### TASK DESCRIPTION
Which lines in the records below contain the word "frac"? Copy each one out.

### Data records
━━━━━━━━━━━━━━━━

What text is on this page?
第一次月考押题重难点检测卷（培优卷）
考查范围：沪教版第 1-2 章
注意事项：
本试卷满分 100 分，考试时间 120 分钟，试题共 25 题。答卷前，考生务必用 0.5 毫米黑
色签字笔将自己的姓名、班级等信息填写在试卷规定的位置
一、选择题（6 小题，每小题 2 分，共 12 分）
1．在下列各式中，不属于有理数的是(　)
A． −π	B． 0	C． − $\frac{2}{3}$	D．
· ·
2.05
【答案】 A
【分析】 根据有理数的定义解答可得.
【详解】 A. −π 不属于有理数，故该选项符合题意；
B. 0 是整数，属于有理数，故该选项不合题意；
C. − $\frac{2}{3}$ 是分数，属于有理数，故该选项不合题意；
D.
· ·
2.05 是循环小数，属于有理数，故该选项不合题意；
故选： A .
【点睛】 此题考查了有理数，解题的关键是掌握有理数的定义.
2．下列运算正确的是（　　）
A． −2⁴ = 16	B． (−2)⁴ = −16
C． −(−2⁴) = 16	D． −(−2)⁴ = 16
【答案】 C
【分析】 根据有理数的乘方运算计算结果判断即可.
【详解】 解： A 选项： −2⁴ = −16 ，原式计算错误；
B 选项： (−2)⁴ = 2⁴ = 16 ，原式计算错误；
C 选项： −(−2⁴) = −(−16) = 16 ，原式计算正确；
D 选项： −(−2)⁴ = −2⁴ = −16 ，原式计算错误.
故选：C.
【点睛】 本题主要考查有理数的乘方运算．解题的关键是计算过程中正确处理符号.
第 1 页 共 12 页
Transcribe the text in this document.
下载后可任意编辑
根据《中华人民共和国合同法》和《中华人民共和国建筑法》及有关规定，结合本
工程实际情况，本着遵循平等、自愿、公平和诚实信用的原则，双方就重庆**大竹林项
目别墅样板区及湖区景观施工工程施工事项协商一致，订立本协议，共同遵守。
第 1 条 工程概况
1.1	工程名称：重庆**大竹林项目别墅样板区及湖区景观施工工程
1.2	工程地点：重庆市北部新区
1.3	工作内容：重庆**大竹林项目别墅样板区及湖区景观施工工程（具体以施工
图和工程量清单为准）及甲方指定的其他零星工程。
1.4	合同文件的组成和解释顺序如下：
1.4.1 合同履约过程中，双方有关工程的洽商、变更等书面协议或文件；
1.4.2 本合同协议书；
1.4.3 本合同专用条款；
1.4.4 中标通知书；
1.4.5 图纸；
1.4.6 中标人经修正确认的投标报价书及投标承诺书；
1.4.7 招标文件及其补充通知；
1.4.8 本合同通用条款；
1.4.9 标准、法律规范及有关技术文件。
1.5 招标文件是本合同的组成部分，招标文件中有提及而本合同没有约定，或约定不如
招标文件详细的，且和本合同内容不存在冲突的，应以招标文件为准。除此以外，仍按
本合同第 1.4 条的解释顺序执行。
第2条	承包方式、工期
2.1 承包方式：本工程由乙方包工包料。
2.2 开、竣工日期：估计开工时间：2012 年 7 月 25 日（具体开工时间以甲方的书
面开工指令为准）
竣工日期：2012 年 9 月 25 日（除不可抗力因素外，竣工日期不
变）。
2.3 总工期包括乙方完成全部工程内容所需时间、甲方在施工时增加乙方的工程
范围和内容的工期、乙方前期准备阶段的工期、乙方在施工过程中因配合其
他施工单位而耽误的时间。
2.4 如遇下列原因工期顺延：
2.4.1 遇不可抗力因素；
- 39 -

━━━━━━━━━━━━━━━━

### FINISHED TASK
A． −π	B． 0	C． − $\frac{2}{3}$	D．
C. − $\frac{2}{3}$ 是分数，属于有理数，故该选项不合题意；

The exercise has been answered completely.